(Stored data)
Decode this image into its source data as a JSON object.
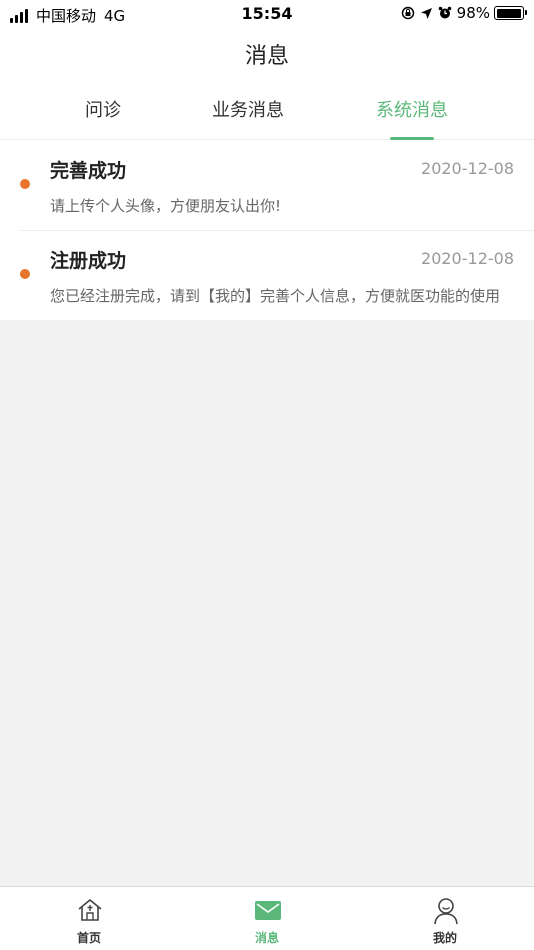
{
  "status_bar": {
    "carrier": "中国移动",
    "network": "4G",
    "time": "15:54",
    "battery": "98%"
  },
  "nav": {
    "title": "消息"
  },
  "tabs": [
    {
      "label": "问诊",
      "active": false
    },
    {
      "label": "业务消息",
      "active": false
    },
    {
      "label": "系统消息",
      "active": true
    }
  ],
  "messages": [
    {
      "title": "完善成功",
      "date": "2020-12-08",
      "body": "请上传个人头像，方便朋友认出你!"
    },
    {
      "title": "注册成功",
      "date": "2020-12-08",
      "body": "您已经注册完成，请到【我的】完善个人信息，方便就医功能的使用"
    }
  ],
  "tabbar": [
    {
      "label": "首页",
      "icon": "home-icon",
      "active": false
    },
    {
      "label": "消息",
      "icon": "mail-icon",
      "active": true
    },
    {
      "label": "我的",
      "icon": "user-icon",
      "active": false
    }
  ],
  "colors": {
    "accent": "#5cb87a",
    "unread_dot": "#e8732b"
  }
}
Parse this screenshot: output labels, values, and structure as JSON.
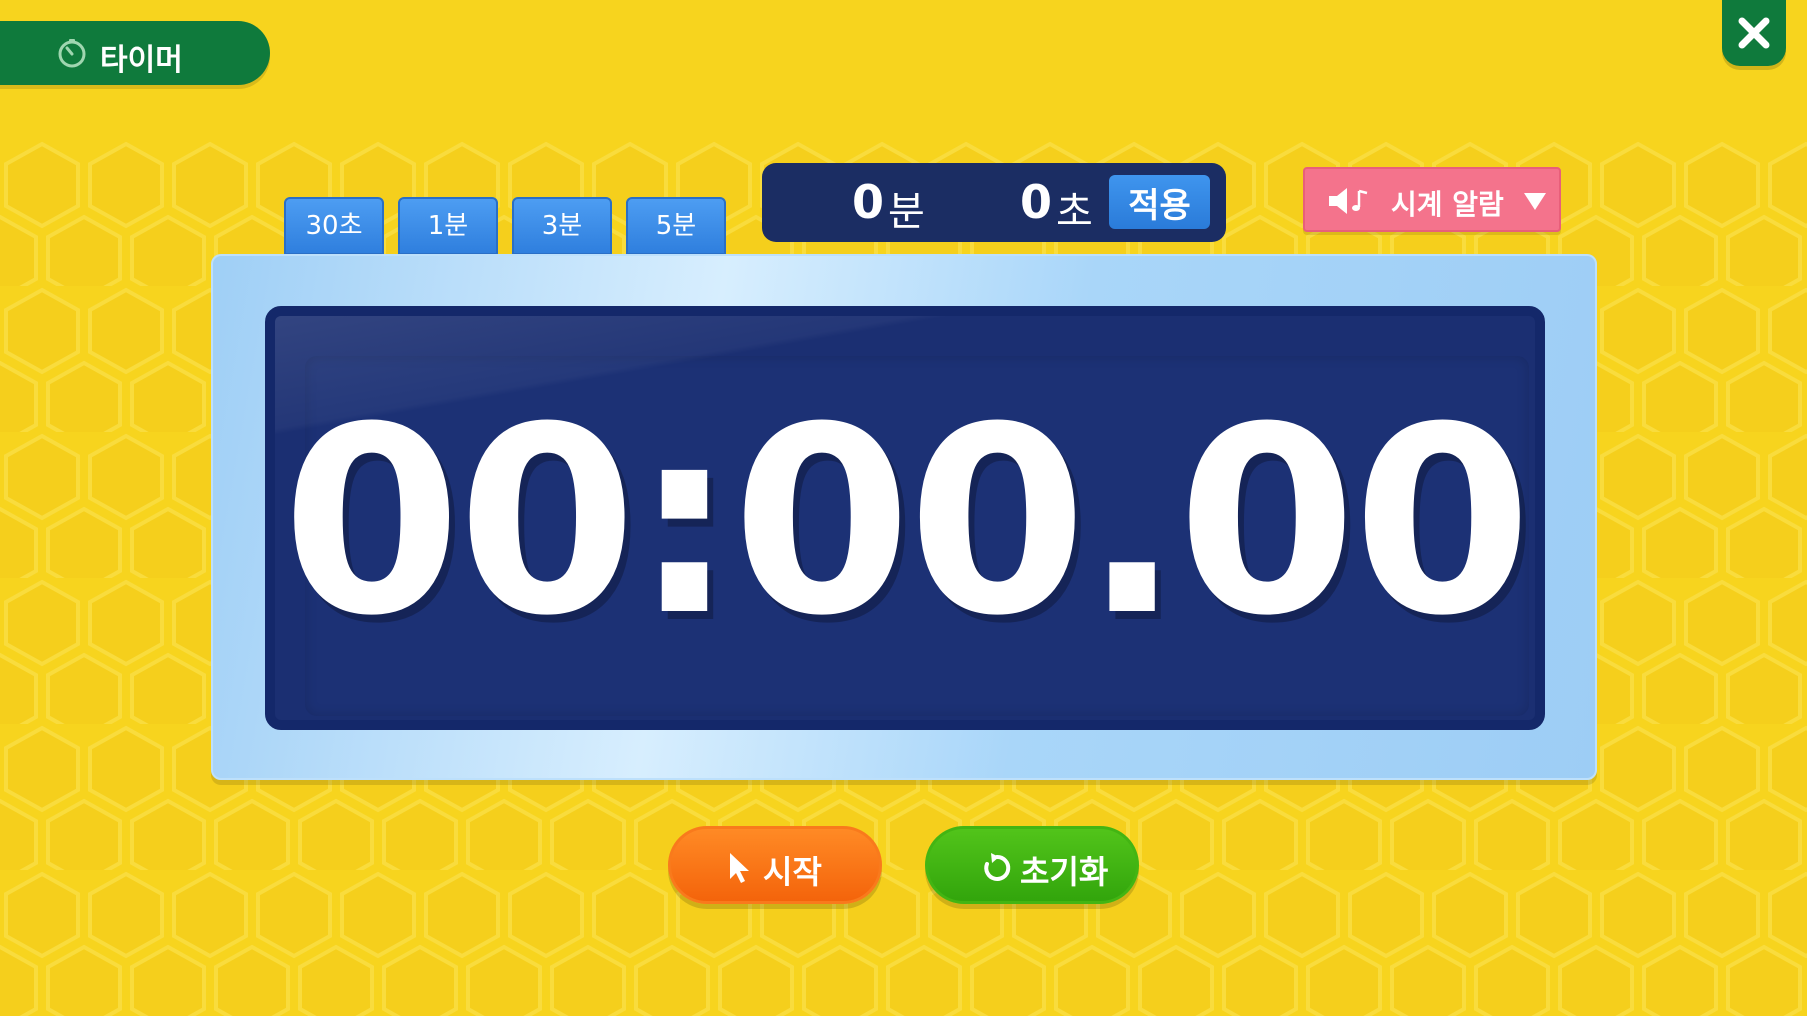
{
  "app": {
    "title": "타이머",
    "title_icon": "stopwatch-icon",
    "close_icon": "close-icon"
  },
  "presets": [
    {
      "label": "30초"
    },
    {
      "label": "1분"
    },
    {
      "label": "3분"
    },
    {
      "label": "5분"
    }
  ],
  "time_input": {
    "minutes": "0",
    "minutes_unit": "분",
    "seconds": "0",
    "seconds_unit": "초",
    "apply_label": "적용"
  },
  "sound": {
    "icon": "speaker-music-icon",
    "selected": "시계 알람",
    "caret_icon": "caret-down-icon"
  },
  "display": {
    "time": "00:00.00"
  },
  "actions": {
    "start_label": "시작",
    "start_icon": "cursor-icon",
    "reset_label": "초기화",
    "reset_icon": "refresh-icon"
  },
  "colors": {
    "background": "#f7d41e",
    "title_bar": "#0f7a3c",
    "display_screen": "#1b2f72",
    "preset_blue": "#3b8ee9",
    "sound_pink": "#f4738c",
    "start_orange": "#f77515",
    "reset_green": "#3fb314"
  }
}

[Directions]
Transcribe the complete set of entries verbatim. No pictures belong in the copy.

[The response]
Decode this image into its source data as a JSON object.
{
  "status_bar": {
    "carrier": "中国移动",
    "network": "4G",
    "time": "15:54",
    "battery": "98%"
  },
  "nav": {
    "title": "消息"
  },
  "tabs": [
    {
      "label": "问诊",
      "active": false
    },
    {
      "label": "业务消息",
      "active": false
    },
    {
      "label": "系统消息",
      "active": true
    }
  ],
  "messages": [
    {
      "title": "完善成功",
      "date": "2020-12-08",
      "body": "请上传个人头像，方便朋友认出你!"
    },
    {
      "title": "注册成功",
      "date": "2020-12-08",
      "body": "您已经注册完成，请到【我的】完善个人信息，方便就医功能的使用"
    }
  ],
  "tabbar": [
    {
      "label": "首页",
      "icon": "home-icon",
      "active": false
    },
    {
      "label": "消息",
      "icon": "mail-icon",
      "active": true
    },
    {
      "label": "我的",
      "icon": "user-icon",
      "active": false
    }
  ],
  "colors": {
    "accent": "#5cb87a",
    "unread_dot": "#e8732b"
  }
}
Parse this screenshot: output labels, values, and structure as JSON.
{
  "app": {
    "title": "타이머",
    "title_icon": "stopwatch-icon",
    "close_icon": "close-icon"
  },
  "presets": [
    {
      "label": "30초"
    },
    {
      "label": "1분"
    },
    {
      "label": "3분"
    },
    {
      "label": "5분"
    }
  ],
  "time_input": {
    "minutes": "0",
    "minutes_unit": "분",
    "seconds": "0",
    "seconds_unit": "초",
    "apply_label": "적용"
  },
  "sound": {
    "icon": "speaker-music-icon",
    "selected": "시계 알람",
    "caret_icon": "caret-down-icon"
  },
  "display": {
    "time": "00:00.00"
  },
  "actions": {
    "start_label": "시작",
    "start_icon": "cursor-icon",
    "reset_label": "초기화",
    "reset_icon": "refresh-icon"
  },
  "colors": {
    "background": "#f7d41e",
    "title_bar": "#0f7a3c",
    "display_screen": "#1b2f72",
    "preset_blue": "#3b8ee9",
    "sound_pink": "#f4738c",
    "start_orange": "#f77515",
    "reset_green": "#3fb314"
  }
}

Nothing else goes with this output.